> _What you have to do_:
Please copy the records verbatim, starting at the line that contains "92, 895, 162]" and ending with the line that contains "144, 463, 188]", both included.

_ _ _ _ _ _ _

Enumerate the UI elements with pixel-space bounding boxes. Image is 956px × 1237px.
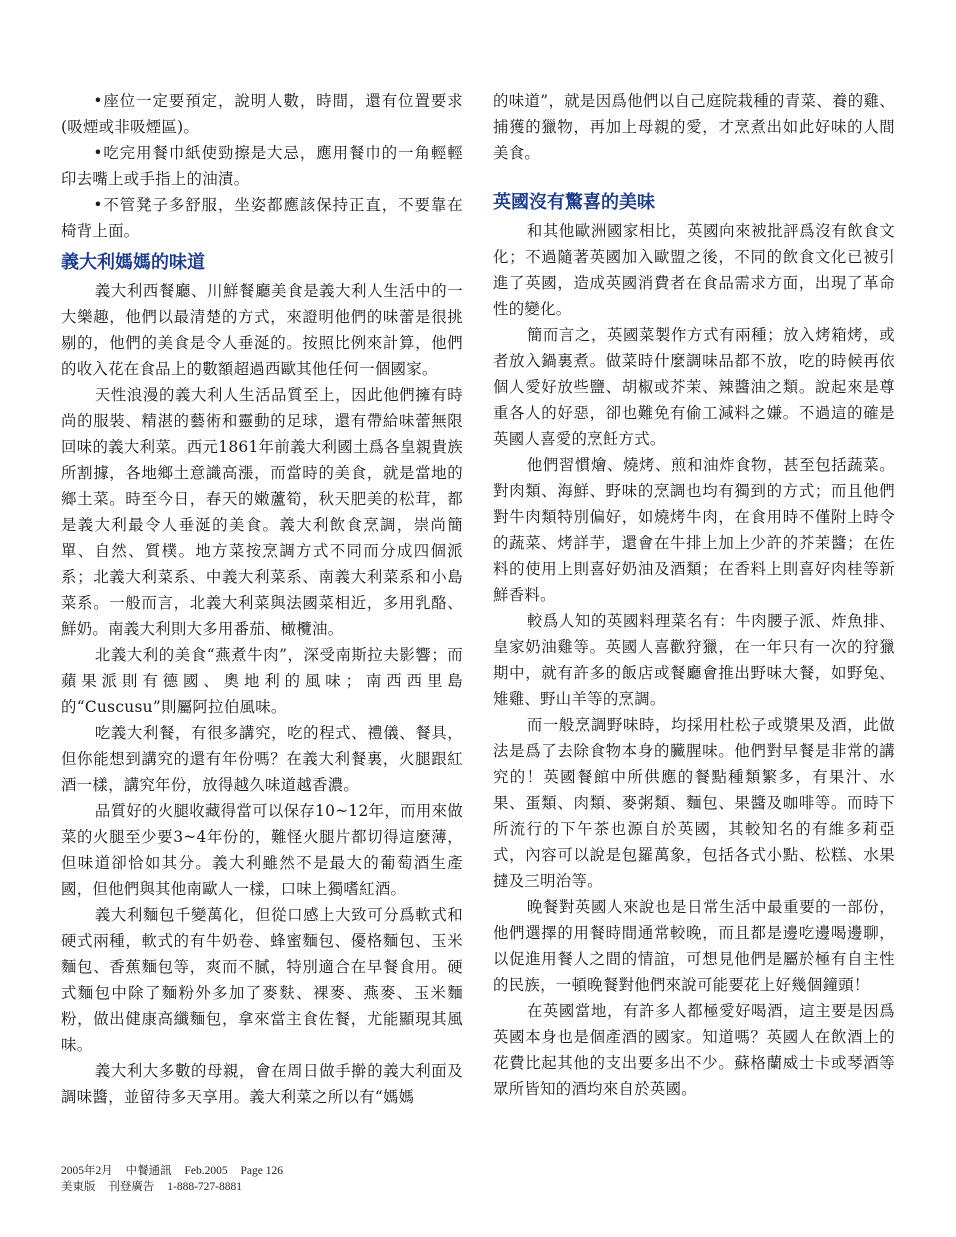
article-continuation: 的味道”，就是因爲他們以自己庭院栽種的青菜、養的雞、捕獲的獵物，再加上母親的愛，才烹煮出如此好味的人間美食。 [493, 92, 895, 162]
section-heading-england: 英國沒有驚喜的美味 [493, 192, 655, 213]
etiquette-bullet: •吃完用餐巾紙使勁擦是大忌，應用餐巾的一角輕輕印去嘴上或手指上的油漬。 [61, 144, 463, 188]
article-paragraph: 晚餐對英國人來說也是日常生活中最重要的一部份，他們選擇的用餐時間通常較晚，而且都是邊吃邊喝邊聊，以促進用餐人之間的情誼，可想見他們是屬於極有自主性的民族，一頓晚餐對他們來說可能要花上好幾個鐘頭！ [493, 898, 895, 994]
etiquette-bullet: •不管凳子多舒服，坐姿都應該保持正直，不要靠在椅背上面。 [61, 196, 463, 240]
footer-ad-line [61, 1179, 283, 1195]
article-paragraph: 北義大利的美食“燕煮牛肉”，深受南斯拉夫影響；而蘋果派則有德國、奧地利的風味；南西西里島的“Cuscusu”則屬阿拉伯風味。 [61, 646, 463, 716]
article-paragraph: 簡而言之，英國菜製作方式有兩種；放入烤箱烤，或者放入鍋裏煮。做菜時什麼調味品都不放，吃的時候再依個人愛好放些鹽、胡椒或芥茉、辣醬油之類。說起來是尊重各人的好惡，卻也難免有偷工減料之嫌。不過這的確是英國人喜愛的烹飪方式。 [493, 326, 895, 448]
article-paragraph: 吃義大利餐，有很多講究，吃的程式、禮儀、餐具，但你能想到講究的還有年份嗎？在義大利餐裏，火腿跟紅酒一樣，講究年份，放得越久味道越香濃。 [61, 724, 463, 794]
article-paragraph: 義大利西餐廳、川鮮餐廳美食是義大利人生活中的一大樂趣，他們以最清楚的方式，來證明他們的味蕾是很挑剔的，他們的美食是令人垂涎的。按照比例來計算，他們的收入花在食品上的數額超過西歐其他任何一個國家。 [61, 282, 463, 378]
footer-publication: 中餐通訊 [125, 1165, 172, 1177]
right-column [493, 88, 895, 1102]
page-footer [61, 1163, 283, 1195]
article-paragraph: 品質好的火腿收藏得當可以保存10~12年，而用來做菜的火腿至少要3~4年份的，難怪火腿片都切得這麼薄，但味道卻恰如其分。義大利雖然不是最大的葡萄酒生產國，但他們與其他南歐人一樣，口味上獨嗜紅酒。 [61, 802, 463, 898]
section-heading-italy: 義大利媽媽的味道 [61, 252, 205, 273]
article-paragraph: 較爲人知的英國料理菜名有：牛肉腰子派、炸魚排、皇家奶油雞等。英國人喜歡狩獵，在一年只有一次的狩獵期中，就有許多的飯店或餐廳會推出野味大餐，如野兔、雉雞、野山羊等的烹調。 [493, 612, 895, 708]
article-paragraph: 天性浪漫的義大利人生活品質至上，因此他們擁有時尚的服裝、精湛的藝術和靈動的足球，還有帶給味蕾無限回味的義大利菜。西元1861年前義大利國土爲各皇親貴族所割據，各地鄉土意識高漲，而當時的美食，就是當地的鄉土菜。時至今日，春天的嫩蘆筍，秋天肥美的松茸，都是義大利最令人垂涎的美食。義大利飲食烹調，崇尚簡單、自然、質樸。地方菜按烹調方式不同而分成四個派系；北義大利菜系、中義大利菜系、南義大利菜系和小島菜系。一般而言，北義大利菜與法國菜相近，多用乳酪、鮮奶。南義大利則大多用番茄、橄欖油。 [61, 386, 463, 638]
footer-phone: 1-888-727-8881 [167, 1181, 242, 1193]
article-paragraph: 義大利麵包千變萬化，但從口感上大致可分爲軟式和硬式兩種，軟式的有牛奶卷、蜂蜜麵包、優格麵包、玉米麵包、香蕉麵包等，爽而不膩，特別適合在早餐食用。硬式麵包中除了麵粉外多加了麥麩、裸麥、燕麥、玉米麵粉，做出健康高纖麵包，拿來當主食佐餐，尤能顯現其風味。 [61, 906, 463, 1054]
footer-issue: Feb.2005 [184, 1165, 228, 1177]
footer-issue-line [61, 1163, 283, 1179]
footer-ad-text: 刊登廣告 [108, 1181, 155, 1193]
article-paragraph: 義大利大多數的母親，會在周日做手擀的義大利面及調味醬，並留待多天享用。義大利菜之所以有“媽媽 [61, 1062, 463, 1106]
footer-page-number: Page 126 [240, 1165, 283, 1177]
left-column [61, 88, 463, 1110]
article-paragraph: 而一般烹調野味時，均採用杜松子或漿果及酒，此做法是爲了去除食物本身的臟腥味。他們對早餐是非常的講究的！英國餐館中所供應的餐點種類繁多，有果汁、水果、蛋類、肉類、麥粥類、麵包、果醬及咖啡等。而時下所流行的下午茶也源自於英國，其較知名的有維多莉亞式，內容可以說是包羅萬象，包括各式小點、松糕、水果撻及三明治等。 [493, 716, 895, 890]
article-paragraph: 在英國當地，有許多人都極愛好喝酒，這主要是因爲英國本身也是個產酒的國家。知道嗎？英國人在飲酒上的花費比起其他的支出要多出不少。蘇格蘭威士卡或琴酒等眾所皆知的酒均來自於英國。 [493, 1002, 895, 1098]
etiquette-bullet: •座位一定要預定，說明人數，時間，還有位置要求(吸煙或非吸煙區)。 [61, 92, 463, 136]
article-paragraph: 和其他歐洲國家相比，英國向來被批評爲沒有飲食文化；不過隨著英國加入歐盟之後，不同的飲食文化已被引進了英國，造成英國消費者在食品需求方面，出現了革命性的變化。 [493, 222, 895, 318]
footer-edition: 美東版 [61, 1181, 96, 1193]
footer-date: 2005年2月 [61, 1165, 113, 1177]
article-paragraph: 他們習慣燴、燒烤、煎和油炸食物，甚至包括蔬菜。對肉類、海鮮、野味的烹調也均有獨到的方式；而且他們對牛肉類特別偏好，如燒烤牛肉，在食用時不僅附上時令的蔬菜、烤詳芋，還會在牛排上加上少許的芥茉醬；在佐料的使用上則喜好奶油及酒類；在香料上則喜好肉桂等新鮮香料。 [493, 456, 895, 604]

_ _ _ _ _ _ _

> _Output below_:
article-continuation: 的味道”，就是因爲他們以自己庭院栽種的青菜、養的雞、捕獲的獵物，再加上母親的愛，才烹煮出如此好味的人間美食。 [493, 92, 895, 162]
section-heading-england: 英國沒有驚喜的美味 [493, 192, 655, 213]
etiquette-bullet: •吃完用餐巾紙使勁擦是大忌，應用餐巾的一角輕輕印去嘴上或手指上的油漬。 [61, 144, 463, 188]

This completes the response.